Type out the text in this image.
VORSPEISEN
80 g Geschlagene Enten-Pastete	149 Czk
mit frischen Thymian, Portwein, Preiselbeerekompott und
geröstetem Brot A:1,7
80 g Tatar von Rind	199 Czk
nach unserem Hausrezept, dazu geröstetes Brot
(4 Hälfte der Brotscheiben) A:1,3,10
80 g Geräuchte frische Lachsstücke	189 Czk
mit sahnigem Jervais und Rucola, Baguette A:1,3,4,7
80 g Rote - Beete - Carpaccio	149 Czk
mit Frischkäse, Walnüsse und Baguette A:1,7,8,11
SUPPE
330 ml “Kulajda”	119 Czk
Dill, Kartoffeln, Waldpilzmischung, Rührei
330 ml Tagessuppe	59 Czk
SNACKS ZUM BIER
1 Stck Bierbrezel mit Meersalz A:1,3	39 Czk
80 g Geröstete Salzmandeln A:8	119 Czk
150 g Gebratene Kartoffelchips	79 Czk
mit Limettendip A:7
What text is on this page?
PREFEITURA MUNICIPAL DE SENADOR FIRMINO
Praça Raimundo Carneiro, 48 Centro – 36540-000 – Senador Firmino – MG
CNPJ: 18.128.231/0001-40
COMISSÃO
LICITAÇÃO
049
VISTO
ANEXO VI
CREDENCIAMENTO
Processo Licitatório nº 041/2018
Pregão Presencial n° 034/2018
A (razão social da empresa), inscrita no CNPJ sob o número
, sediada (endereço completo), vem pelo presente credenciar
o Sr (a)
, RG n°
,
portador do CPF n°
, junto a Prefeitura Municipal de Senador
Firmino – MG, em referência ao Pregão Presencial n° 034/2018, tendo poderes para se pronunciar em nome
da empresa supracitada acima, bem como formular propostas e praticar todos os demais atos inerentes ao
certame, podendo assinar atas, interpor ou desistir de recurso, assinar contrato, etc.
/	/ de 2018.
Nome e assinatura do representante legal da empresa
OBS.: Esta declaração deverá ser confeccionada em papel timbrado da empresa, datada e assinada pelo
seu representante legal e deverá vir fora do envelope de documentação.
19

• TASK DESCRIPTION: Write the material out again in its entirety, exactly as shown.

• RESPONSE FOR THIS EXERCISE:
Type out the text in this image.
VORSPEISEN
80 g Geschlagene Enten-Pastete	149 Czk
mit frischen Thymian, Portwein, Preiselbeerekompott und
geröstetem Brot A:1,7
80 g Tatar von Rind	199 Czk
nach unserem Hausrezept, dazu geröstetes Brot
(4 Hälfte der Brotscheiben) A:1,3,10
80 g Geräuchte frische Lachsstücke	189 Czk
mit sahnigem Jervais und Rucola, Baguette A:1,3,4,7
80 g Rote - Beete - Carpaccio	149 Czk
mit Frischkäse, Walnüsse und Baguette A:1,7,8,11
SUPPE
330 ml “Kulajda”	119 Czk
Dill, Kartoffeln, Waldpilzmischung, Rührei
330 ml Tagessuppe	59 Czk
SNACKS ZUM BIER
1 Stck Bierbrezel mit Meersalz A:1,3	39 Czk
80 g Geröstete Salzmandeln A:8	119 Czk
150 g Gebratene Kartoffelchips	79 Czk
mit Limettendip A:7
What text is on this page?
PREFEITURA MUNICIPAL DE SENADOR FIRMINO
Praça Raimundo Carneiro, 48 Centro – 36540-000 – Senador Firmino – MG
CNPJ: 18.128.231/0001-40
COMISSÃO
LICITAÇÃO
049
VISTO
ANEXO VI
CREDENCIAMENTO
Processo Licitatório nº 041/2018
Pregão Presencial n° 034/2018
A (razão social da empresa), inscrita no CNPJ sob o número
, sediada (endereço completo), vem pelo presente credenciar
o Sr (a)
, RG n°
,
portador do CPF n°
, junto a Prefeitura Municipal de Senador
Firmino – MG, em referência ao Pregão Presencial n° 034/2018, tendo poderes para se pronunciar em nome
da empresa supracitada acima, bem como formular propostas e praticar todos os demais atos inerentes ao
certame, podendo assinar atas, interpor ou desistir de recurso, assinar contrato, etc.
/	/ de 2018.
Nome e assinatura do representante legal da empresa
OBS.: Esta declaração deverá ser confeccionada em papel timbrado da empresa, datada e assinada pelo
seu representante legal e deverá vir fora do envelope de documentação.
19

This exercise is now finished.